**Written task:** Copy every record below exactly.

[Collected data entries]
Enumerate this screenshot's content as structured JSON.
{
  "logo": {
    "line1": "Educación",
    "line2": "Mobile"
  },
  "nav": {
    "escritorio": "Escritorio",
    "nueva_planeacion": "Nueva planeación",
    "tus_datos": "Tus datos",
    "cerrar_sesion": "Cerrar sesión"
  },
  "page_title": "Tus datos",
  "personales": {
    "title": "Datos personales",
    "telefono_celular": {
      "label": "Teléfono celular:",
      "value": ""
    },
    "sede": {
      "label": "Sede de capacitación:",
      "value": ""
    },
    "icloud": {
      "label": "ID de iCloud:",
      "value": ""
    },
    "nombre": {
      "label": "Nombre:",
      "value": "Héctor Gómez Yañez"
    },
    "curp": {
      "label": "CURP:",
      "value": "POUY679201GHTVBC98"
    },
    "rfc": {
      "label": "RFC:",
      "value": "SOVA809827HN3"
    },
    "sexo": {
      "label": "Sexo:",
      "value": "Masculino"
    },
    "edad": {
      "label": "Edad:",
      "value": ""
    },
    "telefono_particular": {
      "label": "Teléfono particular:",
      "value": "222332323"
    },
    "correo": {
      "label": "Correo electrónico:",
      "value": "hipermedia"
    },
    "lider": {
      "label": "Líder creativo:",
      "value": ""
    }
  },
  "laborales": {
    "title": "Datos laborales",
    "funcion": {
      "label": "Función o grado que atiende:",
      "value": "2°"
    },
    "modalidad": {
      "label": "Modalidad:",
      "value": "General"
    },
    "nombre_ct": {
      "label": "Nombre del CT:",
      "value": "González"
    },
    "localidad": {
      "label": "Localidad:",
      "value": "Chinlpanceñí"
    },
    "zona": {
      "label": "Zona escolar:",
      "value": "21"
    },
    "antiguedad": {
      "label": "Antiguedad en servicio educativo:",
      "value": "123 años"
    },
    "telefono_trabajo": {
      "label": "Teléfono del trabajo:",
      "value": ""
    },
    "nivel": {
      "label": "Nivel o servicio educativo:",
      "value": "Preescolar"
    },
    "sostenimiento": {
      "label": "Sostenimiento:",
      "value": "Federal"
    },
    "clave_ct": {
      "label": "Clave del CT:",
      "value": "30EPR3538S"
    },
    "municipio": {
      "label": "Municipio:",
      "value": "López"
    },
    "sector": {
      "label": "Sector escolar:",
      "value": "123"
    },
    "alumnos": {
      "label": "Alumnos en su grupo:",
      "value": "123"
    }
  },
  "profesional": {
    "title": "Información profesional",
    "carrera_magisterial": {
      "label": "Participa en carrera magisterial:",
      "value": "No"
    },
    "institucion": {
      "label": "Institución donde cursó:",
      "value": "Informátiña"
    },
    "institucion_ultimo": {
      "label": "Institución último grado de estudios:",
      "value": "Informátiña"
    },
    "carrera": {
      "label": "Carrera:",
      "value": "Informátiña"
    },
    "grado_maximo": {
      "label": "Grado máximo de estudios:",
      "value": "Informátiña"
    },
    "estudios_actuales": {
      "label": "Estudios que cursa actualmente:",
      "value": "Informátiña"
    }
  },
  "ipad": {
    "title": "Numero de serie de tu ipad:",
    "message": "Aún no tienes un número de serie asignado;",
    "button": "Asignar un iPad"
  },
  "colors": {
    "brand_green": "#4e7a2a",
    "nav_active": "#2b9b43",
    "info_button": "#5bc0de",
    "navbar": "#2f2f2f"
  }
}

**Exercise answer:**
Enumerate this screenshot's content as structured JSON.
{
  "logo": {
    "line1": "Educación",
    "line2": "Mobile"
  },
  "nav": {
    "escritorio": "Escritorio",
    "nueva_planeacion": "Nueva planeación",
    "tus_datos": "Tus datos",
    "cerrar_sesion": "Cerrar sesión"
  },
  "page_title": "Tus datos",
  "personales": {
    "title": "Datos personales",
    "telefono_celular": {
      "label": "Teléfono celular:",
      "value": ""
    },
    "sede": {
      "label": "Sede de capacitación:",
      "value": ""
    },
    "icloud": {
      "label": "ID de iCloud:",
      "value": ""
    },
    "nombre": {
      "label": "Nombre:",
      "value": "Héctor Gómez Yañez"
    },
    "curp": {
      "label": "CURP:",
      "value": "POUY679201GHTVBC98"
    },
    "rfc": {
      "label": "RFC:",
      "value": "SOVA809827HN3"
    },
    "sexo": {
      "label": "Sexo:",
      "value": "Masculino"
    },
    "edad": {
      "label": "Edad:",
      "value": ""
    },
    "telefono_particular": {
      "label": "Teléfono particular:",
      "value": "222332323"
    },
    "correo": {
      "label": "Correo electrónico:",
      "value": "hipermedia"
    },
    "lider": {
      "label": "Líder creativo:",
      "value": ""
    }
  },
  "laborales": {
    "title": "Datos laborales",
    "funcion": {
      "label": "Función o grado que atiende:",
      "value": "2°"
    },
    "modalidad": {
      "label": "Modalidad:",
      "value": "General"
    },
    "nombre_ct": {
      "label": "Nombre del CT:",
      "value": "González"
    },
    "localidad": {
      "label": "Localidad:",
      "value": "Chinlpanceñí"
    },
    "zona": {
      "label": "Zona escolar:",
      "value": "21"
    },
    "antiguedad": {
      "label": "Antiguedad en servicio educativo:",
      "value": "123 años"
    },
    "telefono_trabajo": {
      "label": "Teléfono del trabajo:",
      "value": ""
    },
    "nivel": {
      "label": "Nivel o servicio educativo:",
      "value": "Preescolar"
    },
    "sostenimiento": {
      "label": "Sostenimiento:",
      "value": "Federal"
    },
    "clave_ct": {
      "label": "Clave del CT:",
      "value": "30EPR3538S"
    },
    "municipio": {
      "label": "Municipio:",
      "value": "López"
    },
    "sector": {
      "label": "Sector escolar:",
      "value": "123"
    },
    "alumnos": {
      "label": "Alumnos en su grupo:",
      "value": "123"
    }
  },
  "profesional": {
    "title": "Información profesional",
    "carrera_magisterial": {
      "label": "Participa en carrera magisterial:",
      "value": "No"
    },
    "institucion": {
      "label": "Institución donde cursó:",
      "value": "Informátiña"
    },
    "institucion_ultimo": {
      "label": "Institución último grado de estudios:",
      "value": "Informátiña"
    },
    "carrera": {
      "label": "Carrera:",
      "value": "Informátiña"
    },
    "grado_maximo": {
      "label": "Grado máximo de estudios:",
      "value": "Informátiña"
    },
    "estudios_actuales": {
      "label": "Estudios que cursa actualmente:",
      "value": "Informátiña"
    }
  },
  "ipad": {
    "title": "Numero de serie de tu ipad:",
    "message": "Aún no tienes un número de serie asignado;",
    "button": "Asignar un iPad"
  },
  "colors": {
    "brand_green": "#4e7a2a",
    "nav_active": "#2b9b43",
    "info_button": "#5bc0de",
    "navbar": "#2f2f2f"
  }
}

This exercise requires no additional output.